# TASK TO COMPLETE:
Copy every one of the entries below word for word, leaving each line unchanged.

Dataset rows
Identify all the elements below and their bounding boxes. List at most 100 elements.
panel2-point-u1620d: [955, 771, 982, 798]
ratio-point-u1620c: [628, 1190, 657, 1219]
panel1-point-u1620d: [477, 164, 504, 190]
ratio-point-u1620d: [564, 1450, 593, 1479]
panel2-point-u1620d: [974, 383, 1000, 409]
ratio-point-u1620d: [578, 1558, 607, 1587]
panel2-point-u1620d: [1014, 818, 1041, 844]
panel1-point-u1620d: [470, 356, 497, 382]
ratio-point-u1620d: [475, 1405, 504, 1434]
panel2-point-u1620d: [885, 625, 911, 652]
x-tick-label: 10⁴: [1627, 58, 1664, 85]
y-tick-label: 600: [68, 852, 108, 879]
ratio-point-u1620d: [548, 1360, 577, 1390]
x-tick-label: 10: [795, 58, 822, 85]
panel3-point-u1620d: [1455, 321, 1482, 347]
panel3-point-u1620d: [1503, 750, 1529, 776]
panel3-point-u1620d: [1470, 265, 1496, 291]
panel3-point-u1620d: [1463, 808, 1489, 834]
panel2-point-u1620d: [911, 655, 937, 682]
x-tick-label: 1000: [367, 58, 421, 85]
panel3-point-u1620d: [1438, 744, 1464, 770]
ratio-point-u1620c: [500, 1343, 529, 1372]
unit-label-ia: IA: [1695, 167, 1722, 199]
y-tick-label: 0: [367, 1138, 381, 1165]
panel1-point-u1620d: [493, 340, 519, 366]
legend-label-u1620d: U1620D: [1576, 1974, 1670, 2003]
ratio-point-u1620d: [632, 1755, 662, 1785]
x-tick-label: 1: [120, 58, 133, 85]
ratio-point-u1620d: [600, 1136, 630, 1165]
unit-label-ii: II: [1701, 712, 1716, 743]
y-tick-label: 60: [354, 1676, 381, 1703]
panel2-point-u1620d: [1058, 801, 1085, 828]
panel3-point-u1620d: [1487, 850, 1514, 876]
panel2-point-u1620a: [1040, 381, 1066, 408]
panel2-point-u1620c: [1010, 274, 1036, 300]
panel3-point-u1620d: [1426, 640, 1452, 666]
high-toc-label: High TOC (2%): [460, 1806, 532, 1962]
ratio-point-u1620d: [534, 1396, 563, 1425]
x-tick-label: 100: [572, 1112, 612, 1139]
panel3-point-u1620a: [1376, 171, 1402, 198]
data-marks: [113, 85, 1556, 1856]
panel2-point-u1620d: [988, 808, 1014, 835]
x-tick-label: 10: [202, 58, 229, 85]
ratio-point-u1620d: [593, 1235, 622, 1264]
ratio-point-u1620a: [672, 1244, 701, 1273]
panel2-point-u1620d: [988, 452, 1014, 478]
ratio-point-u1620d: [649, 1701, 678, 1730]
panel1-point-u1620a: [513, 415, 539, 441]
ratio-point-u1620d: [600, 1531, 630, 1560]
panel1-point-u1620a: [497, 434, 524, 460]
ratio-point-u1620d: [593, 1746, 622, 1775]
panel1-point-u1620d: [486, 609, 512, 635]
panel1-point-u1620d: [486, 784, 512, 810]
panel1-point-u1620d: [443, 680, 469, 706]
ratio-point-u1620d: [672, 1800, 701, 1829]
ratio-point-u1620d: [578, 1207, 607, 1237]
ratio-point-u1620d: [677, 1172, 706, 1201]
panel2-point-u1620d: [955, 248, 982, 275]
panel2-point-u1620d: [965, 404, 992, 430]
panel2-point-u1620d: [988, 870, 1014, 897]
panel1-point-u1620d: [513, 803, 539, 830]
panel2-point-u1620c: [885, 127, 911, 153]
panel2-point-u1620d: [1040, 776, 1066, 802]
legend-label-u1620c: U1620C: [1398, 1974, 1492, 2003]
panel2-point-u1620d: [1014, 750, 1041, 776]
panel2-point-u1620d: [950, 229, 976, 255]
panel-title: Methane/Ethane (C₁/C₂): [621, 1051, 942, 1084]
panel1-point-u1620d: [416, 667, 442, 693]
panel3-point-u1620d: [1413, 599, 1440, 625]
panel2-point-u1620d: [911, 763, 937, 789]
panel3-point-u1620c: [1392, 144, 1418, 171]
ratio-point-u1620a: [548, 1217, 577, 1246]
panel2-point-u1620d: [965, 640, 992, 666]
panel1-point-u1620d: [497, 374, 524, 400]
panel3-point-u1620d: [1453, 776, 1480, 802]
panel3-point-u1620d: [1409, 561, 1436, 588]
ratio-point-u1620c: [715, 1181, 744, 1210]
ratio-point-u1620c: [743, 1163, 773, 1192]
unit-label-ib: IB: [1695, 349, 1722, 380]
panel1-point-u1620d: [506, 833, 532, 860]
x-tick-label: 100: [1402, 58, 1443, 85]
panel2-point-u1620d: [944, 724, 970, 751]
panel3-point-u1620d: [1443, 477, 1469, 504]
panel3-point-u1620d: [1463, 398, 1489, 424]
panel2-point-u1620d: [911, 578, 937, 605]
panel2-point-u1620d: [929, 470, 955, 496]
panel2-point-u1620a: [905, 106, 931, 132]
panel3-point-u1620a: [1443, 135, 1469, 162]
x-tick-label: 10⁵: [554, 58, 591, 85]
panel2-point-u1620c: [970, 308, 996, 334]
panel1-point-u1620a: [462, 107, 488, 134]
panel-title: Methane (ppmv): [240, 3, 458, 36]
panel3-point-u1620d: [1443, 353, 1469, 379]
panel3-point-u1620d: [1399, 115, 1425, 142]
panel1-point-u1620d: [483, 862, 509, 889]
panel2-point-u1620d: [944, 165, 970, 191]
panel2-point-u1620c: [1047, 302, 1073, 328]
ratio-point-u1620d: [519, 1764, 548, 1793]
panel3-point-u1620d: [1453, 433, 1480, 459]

# SOLUTION BELOW:
Identify all the elements below and their bounding boxes. List at most 100 elements.
panel2-point-u1620d: [955, 771, 982, 798]
ratio-point-u1620c: [628, 1190, 657, 1219]
panel1-point-u1620d: [477, 164, 504, 190]
ratio-point-u1620d: [564, 1450, 593, 1479]
panel2-point-u1620d: [974, 383, 1000, 409]
ratio-point-u1620d: [578, 1558, 607, 1587]
panel2-point-u1620d: [1014, 818, 1041, 844]
panel1-point-u1620d: [470, 356, 497, 382]
ratio-point-u1620d: [475, 1405, 504, 1434]
panel2-point-u1620d: [885, 625, 911, 652]
x-tick-label: 10⁴: [1627, 58, 1664, 85]
y-tick-label: 600: [68, 852, 108, 879]
ratio-point-u1620d: [548, 1360, 577, 1390]
x-tick-label: 10: [795, 58, 822, 85]
panel3-point-u1620d: [1455, 321, 1482, 347]
panel3-point-u1620d: [1503, 750, 1529, 776]
panel3-point-u1620d: [1470, 265, 1496, 291]
panel3-point-u1620d: [1463, 808, 1489, 834]
panel2-point-u1620d: [911, 655, 937, 682]
x-tick-label: 1000: [367, 58, 421, 85]
panel3-point-u1620d: [1438, 744, 1464, 770]
ratio-point-u1620c: [500, 1343, 529, 1372]
unit-label-ia: IA: [1695, 167, 1722, 199]
y-tick-label: 0: [367, 1138, 381, 1165]
panel1-point-u1620d: [493, 340, 519, 366]
legend-label-u1620d: U1620D: [1576, 1974, 1670, 2003]
ratio-point-u1620d: [632, 1755, 662, 1785]
x-tick-label: 1: [120, 58, 133, 85]
ratio-point-u1620d: [600, 1136, 630, 1165]
unit-label-ii: II: [1701, 712, 1716, 743]
y-tick-label: 60: [354, 1676, 381, 1703]
panel2-point-u1620d: [1058, 801, 1085, 828]
panel3-point-u1620d: [1487, 850, 1514, 876]
panel2-point-u1620a: [1040, 381, 1066, 408]
panel2-point-u1620c: [1010, 274, 1036, 300]
panel3-point-u1620d: [1426, 640, 1452, 666]
high-toc-label: High TOC (2%): [460, 1806, 532, 1962]
ratio-point-u1620d: [534, 1396, 563, 1425]
x-tick-label: 100: [572, 1112, 612, 1139]
panel3-point-u1620a: [1376, 171, 1402, 198]
data-marks: [113, 85, 1556, 1856]
panel2-point-u1620d: [988, 808, 1014, 835]
x-tick-label: 10: [202, 58, 229, 85]
ratio-point-u1620d: [593, 1235, 622, 1264]
ratio-point-u1620a: [672, 1244, 701, 1273]
panel2-point-u1620d: [988, 452, 1014, 478]
ratio-point-u1620d: [649, 1701, 678, 1730]
panel1-point-u1620a: [513, 415, 539, 441]
ratio-point-u1620d: [600, 1531, 630, 1560]
panel1-point-u1620a: [497, 434, 524, 460]
ratio-point-u1620d: [593, 1746, 622, 1775]
panel1-point-u1620d: [486, 609, 512, 635]
panel1-point-u1620d: [486, 784, 512, 810]
panel1-point-u1620d: [443, 680, 469, 706]
ratio-point-u1620d: [672, 1800, 701, 1829]
ratio-point-u1620d: [578, 1207, 607, 1237]
ratio-point-u1620d: [677, 1172, 706, 1201]
panel2-point-u1620d: [955, 248, 982, 275]
panel2-point-u1620d: [965, 404, 992, 430]
panel2-point-u1620d: [988, 870, 1014, 897]
panel1-point-u1620d: [513, 803, 539, 830]
panel2-point-u1620c: [885, 127, 911, 153]
panel2-point-u1620d: [1040, 776, 1066, 802]
legend-label-u1620c: U1620C: [1398, 1974, 1492, 2003]
panel2-point-u1620d: [1014, 750, 1041, 776]
panel2-point-u1620d: [950, 229, 976, 255]
panel-title: Methane/Ethane (C₁/C₂): [621, 1051, 942, 1084]
panel1-point-u1620d: [416, 667, 442, 693]
panel3-point-u1620d: [1413, 599, 1440, 625]
panel2-point-u1620d: [911, 763, 937, 789]
panel3-point-u1620c: [1392, 144, 1418, 171]
ratio-point-u1620a: [548, 1217, 577, 1246]
panel2-point-u1620d: [965, 640, 992, 666]
panel1-point-u1620d: [497, 374, 524, 400]
panel3-point-u1620d: [1453, 776, 1480, 802]
panel3-point-u1620d: [1409, 561, 1436, 588]
ratio-point-u1620c: [715, 1181, 744, 1210]
ratio-point-u1620c: [743, 1163, 773, 1192]
unit-label-ib: IB: [1695, 349, 1722, 380]
panel1-point-u1620d: [506, 833, 532, 860]
x-tick-label: 100: [1402, 58, 1443, 85]
panel2-point-u1620d: [944, 724, 970, 751]
panel3-point-u1620d: [1443, 477, 1469, 504]
panel3-point-u1620d: [1463, 398, 1489, 424]
panel2-point-u1620d: [911, 578, 937, 605]
panel2-point-u1620d: [929, 470, 955, 496]
panel2-point-u1620a: [905, 106, 931, 132]
panel3-point-u1620a: [1443, 135, 1469, 162]
x-tick-label: 10⁵: [554, 58, 591, 85]
panel2-point-u1620c: [970, 308, 996, 334]
panel1-point-u1620a: [462, 107, 488, 134]
panel-title: Methane (ppmv): [240, 3, 458, 36]
panel3-point-u1620d: [1443, 353, 1469, 379]
panel3-point-u1620d: [1399, 115, 1425, 142]
panel1-point-u1620d: [483, 862, 509, 889]
panel2-point-u1620d: [944, 165, 970, 191]
panel2-point-u1620c: [1047, 302, 1073, 328]
ratio-point-u1620d: [519, 1764, 548, 1793]
panel3-point-u1620d: [1453, 433, 1480, 459]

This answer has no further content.